** BEGIN Supplied data **

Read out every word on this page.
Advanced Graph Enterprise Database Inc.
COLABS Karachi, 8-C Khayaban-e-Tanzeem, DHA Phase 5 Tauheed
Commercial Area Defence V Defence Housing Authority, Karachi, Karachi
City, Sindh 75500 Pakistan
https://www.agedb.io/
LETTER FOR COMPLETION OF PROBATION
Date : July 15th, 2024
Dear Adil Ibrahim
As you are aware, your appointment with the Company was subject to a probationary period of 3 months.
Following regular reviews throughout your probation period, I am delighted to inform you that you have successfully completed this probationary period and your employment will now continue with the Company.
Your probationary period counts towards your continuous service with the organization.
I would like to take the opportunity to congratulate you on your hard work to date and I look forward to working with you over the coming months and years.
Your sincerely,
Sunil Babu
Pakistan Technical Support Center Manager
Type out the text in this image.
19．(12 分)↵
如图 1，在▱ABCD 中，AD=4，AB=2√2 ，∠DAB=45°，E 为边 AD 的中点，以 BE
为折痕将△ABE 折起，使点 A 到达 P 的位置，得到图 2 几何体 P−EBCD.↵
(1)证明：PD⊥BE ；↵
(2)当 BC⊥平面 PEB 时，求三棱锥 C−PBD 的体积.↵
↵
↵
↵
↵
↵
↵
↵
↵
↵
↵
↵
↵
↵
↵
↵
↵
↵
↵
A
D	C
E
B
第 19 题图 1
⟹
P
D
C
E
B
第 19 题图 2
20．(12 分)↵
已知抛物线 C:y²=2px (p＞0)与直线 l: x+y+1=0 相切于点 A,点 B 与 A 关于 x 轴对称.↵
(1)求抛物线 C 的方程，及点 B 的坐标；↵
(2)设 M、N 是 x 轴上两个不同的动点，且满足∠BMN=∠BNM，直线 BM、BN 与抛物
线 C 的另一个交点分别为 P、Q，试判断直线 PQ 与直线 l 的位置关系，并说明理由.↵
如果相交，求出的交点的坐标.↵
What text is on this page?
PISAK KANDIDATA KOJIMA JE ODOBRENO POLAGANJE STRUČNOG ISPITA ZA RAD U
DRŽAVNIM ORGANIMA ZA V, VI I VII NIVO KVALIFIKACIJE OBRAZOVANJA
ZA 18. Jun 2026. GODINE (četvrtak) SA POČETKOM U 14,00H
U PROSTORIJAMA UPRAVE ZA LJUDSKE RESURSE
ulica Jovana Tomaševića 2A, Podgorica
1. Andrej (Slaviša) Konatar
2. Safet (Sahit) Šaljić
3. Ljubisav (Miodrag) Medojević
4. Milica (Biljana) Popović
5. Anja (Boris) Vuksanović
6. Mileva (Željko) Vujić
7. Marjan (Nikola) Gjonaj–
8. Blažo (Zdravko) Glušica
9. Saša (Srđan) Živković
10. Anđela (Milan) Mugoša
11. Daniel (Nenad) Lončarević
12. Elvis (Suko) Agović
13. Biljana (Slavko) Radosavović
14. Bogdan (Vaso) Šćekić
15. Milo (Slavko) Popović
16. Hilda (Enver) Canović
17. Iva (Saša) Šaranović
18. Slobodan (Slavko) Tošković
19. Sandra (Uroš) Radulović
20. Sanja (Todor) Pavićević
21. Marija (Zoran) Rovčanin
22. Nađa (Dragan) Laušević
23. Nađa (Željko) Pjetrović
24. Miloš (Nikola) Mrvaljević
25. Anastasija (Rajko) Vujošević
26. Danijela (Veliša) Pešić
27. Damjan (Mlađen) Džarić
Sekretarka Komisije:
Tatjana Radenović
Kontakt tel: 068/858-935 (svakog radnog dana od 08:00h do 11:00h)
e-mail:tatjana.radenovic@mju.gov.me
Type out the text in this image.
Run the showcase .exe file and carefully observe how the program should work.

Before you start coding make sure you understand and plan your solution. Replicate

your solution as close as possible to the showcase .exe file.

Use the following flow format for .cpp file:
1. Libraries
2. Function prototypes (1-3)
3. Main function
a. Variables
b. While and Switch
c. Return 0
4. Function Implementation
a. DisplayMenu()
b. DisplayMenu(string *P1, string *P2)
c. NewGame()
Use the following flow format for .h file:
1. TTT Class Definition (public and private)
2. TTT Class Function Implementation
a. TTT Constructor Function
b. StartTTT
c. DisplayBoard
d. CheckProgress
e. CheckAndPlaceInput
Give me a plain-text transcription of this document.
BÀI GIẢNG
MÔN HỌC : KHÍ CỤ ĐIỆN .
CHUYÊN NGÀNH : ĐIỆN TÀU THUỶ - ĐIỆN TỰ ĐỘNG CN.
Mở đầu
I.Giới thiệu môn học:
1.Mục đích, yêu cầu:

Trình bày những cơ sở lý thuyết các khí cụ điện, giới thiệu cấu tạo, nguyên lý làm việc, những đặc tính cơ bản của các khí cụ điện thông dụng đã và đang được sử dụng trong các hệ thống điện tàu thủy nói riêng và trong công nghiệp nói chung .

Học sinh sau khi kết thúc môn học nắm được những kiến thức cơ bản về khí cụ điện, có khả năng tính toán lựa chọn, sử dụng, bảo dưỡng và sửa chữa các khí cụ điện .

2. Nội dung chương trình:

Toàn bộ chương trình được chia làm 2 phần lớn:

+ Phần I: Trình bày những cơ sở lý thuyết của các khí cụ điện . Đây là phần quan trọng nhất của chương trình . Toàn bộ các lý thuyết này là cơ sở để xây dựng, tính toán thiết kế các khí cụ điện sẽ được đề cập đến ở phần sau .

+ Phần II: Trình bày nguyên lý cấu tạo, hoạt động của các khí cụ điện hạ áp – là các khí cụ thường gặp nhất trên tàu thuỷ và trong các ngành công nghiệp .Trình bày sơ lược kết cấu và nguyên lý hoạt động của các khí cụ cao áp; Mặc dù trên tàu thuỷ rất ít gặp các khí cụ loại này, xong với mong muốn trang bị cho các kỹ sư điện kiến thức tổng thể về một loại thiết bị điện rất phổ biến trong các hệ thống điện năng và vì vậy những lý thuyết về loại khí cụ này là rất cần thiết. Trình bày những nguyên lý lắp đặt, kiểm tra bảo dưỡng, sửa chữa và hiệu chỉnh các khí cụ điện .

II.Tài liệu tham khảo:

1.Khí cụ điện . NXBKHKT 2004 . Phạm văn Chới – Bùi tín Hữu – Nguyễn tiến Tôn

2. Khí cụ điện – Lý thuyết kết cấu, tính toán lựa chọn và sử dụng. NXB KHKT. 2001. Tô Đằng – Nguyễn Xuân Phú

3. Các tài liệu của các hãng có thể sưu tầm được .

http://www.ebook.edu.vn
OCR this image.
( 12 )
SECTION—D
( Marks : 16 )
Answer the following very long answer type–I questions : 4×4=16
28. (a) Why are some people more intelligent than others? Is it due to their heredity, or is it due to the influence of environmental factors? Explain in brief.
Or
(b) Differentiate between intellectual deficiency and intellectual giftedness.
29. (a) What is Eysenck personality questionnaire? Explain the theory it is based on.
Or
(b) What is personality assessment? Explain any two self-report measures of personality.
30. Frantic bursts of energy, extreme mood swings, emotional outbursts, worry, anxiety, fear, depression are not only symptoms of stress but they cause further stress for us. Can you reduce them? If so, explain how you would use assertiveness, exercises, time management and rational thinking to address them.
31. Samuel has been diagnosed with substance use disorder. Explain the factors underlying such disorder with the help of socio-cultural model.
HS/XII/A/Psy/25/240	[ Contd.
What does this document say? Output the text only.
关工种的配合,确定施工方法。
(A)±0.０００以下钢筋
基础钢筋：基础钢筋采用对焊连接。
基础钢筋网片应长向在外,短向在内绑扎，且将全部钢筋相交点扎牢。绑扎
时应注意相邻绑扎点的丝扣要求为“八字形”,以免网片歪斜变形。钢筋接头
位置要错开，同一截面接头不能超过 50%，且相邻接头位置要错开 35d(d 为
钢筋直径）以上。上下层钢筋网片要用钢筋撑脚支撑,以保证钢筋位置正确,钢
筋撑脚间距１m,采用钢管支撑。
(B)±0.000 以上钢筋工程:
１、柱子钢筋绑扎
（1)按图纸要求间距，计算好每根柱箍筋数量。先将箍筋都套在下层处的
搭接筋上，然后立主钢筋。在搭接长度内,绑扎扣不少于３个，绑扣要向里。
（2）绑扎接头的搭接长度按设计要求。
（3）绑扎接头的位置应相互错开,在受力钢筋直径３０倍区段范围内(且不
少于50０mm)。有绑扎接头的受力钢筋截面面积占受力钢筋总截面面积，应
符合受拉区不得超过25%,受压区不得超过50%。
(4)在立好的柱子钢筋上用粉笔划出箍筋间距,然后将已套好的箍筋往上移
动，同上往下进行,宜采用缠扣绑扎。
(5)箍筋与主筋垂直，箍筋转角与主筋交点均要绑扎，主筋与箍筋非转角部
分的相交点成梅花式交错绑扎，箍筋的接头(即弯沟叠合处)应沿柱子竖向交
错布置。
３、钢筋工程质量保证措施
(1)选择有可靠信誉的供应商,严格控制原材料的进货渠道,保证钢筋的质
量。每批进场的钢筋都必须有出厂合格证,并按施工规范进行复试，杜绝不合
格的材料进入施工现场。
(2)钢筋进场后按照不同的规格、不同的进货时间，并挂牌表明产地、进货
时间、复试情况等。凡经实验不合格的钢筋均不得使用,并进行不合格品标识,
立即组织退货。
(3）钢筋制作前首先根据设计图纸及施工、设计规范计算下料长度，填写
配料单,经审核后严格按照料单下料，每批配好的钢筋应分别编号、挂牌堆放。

** END Supplied data **

Given task - State, as a number only, how many lines in the entries include "chương".

Right answer - 3